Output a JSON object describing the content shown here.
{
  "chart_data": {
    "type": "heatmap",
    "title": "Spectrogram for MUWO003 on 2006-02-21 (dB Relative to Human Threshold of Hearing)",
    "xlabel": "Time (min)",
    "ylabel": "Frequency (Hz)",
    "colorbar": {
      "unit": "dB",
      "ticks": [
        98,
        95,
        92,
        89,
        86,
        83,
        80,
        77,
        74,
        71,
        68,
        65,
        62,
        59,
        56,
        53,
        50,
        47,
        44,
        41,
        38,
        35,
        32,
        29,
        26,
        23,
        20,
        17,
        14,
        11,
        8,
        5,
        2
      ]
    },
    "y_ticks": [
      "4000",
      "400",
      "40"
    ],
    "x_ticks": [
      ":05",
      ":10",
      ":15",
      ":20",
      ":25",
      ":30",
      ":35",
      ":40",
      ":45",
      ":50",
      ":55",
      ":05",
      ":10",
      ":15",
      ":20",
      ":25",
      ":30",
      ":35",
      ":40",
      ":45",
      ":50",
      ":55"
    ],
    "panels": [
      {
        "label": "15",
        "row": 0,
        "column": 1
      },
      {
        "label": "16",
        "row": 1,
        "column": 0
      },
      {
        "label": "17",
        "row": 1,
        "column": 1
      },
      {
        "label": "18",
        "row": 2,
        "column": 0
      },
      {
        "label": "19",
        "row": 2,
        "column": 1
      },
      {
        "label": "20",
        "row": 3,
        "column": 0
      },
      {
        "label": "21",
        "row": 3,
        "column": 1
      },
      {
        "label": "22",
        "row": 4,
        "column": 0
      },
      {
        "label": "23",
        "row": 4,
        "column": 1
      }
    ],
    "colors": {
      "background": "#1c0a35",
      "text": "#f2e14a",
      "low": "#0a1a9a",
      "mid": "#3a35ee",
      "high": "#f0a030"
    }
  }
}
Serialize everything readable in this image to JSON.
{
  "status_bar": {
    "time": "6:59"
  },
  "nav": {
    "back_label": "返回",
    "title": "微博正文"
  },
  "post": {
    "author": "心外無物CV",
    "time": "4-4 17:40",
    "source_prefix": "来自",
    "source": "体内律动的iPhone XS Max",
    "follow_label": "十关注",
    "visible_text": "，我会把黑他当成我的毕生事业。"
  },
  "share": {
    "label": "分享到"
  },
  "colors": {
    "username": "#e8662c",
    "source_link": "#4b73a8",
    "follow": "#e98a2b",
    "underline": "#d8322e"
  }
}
+===+
▶ **Your objective**
Extract the full set of entries word for word.

▶ **Solution for this exercise**
Output a JSON object describing the content shown here.
{
  "chart_data": {
    "type": "heatmap",
    "title": "Spectrogram for MUWO003 on 2006-02-21 (dB Relative to Human Threshold of Hearing)",
    "xlabel": "Time (min)",
    "ylabel": "Frequency (Hz)",
    "colorbar": {
      "unit": "dB",
      "ticks": [
        98,
        95,
        92,
        89,
        86,
        83,
        80,
        77,
        74,
        71,
        68,
        65,
        62,
        59,
        56,
        53,
        50,
        47,
        44,
        41,
        38,
        35,
        32,
        29,
        26,
        23,
        20,
        17,
        14,
        11,
        8,
        5,
        2
      ]
    },
    "y_ticks": [
      "4000",
      "400",
      "40"
    ],
    "x_ticks": [
      ":05",
      ":10",
      ":15",
      ":20",
      ":25",
      ":30",
      ":35",
      ":40",
      ":45",
      ":50",
      ":55",
      ":05",
      ":10",
      ":15",
      ":20",
      ":25",
      ":30",
      ":35",
      ":40",
      ":45",
      ":50",
      ":55"
    ],
    "panels": [
      {
        "label": "15",
        "row": 0,
        "column": 1
      },
      {
        "label": "16",
        "row": 1,
        "column": 0
      },
      {
        "label": "17",
        "row": 1,
        "column": 1
      },
      {
        "label": "18",
        "row": 2,
        "column": 0
      },
      {
        "label": "19",
        "row": 2,
        "column": 1
      },
      {
        "label": "20",
        "row": 3,
        "column": 0
      },
      {
        "label": "21",
        "row": 3,
        "column": 1
      },
      {
        "label": "22",
        "row": 4,
        "column": 0
      },
      {
        "label": "23",
        "row": 4,
        "column": 1
      }
    ],
    "colors": {
      "background": "#1c0a35",
      "text": "#f2e14a",
      "low": "#0a1a9a",
      "mid": "#3a35ee",
      "high": "#f0a030"
    }
  }
}
Serialize everything readable in this image to JSON.
{
  "status_bar": {
    "time": "6:59"
  },
  "nav": {
    "back_label": "返回",
    "title": "微博正文"
  },
  "post": {
    "author": "心外無物CV",
    "time": "4-4 17:40",
    "source_prefix": "来自",
    "source": "体内律动的iPhone XS Max",
    "follow_label": "十关注",
    "visible_text": "，我会把黑他当成我的毕生事业。"
  },
  "share": {
    "label": "分享到"
  },
  "colors": {
    "username": "#e8662c",
    "source_link": "#4b73a8",
    "follow": "#e98a2b",
    "underline": "#d8322e"
  }
}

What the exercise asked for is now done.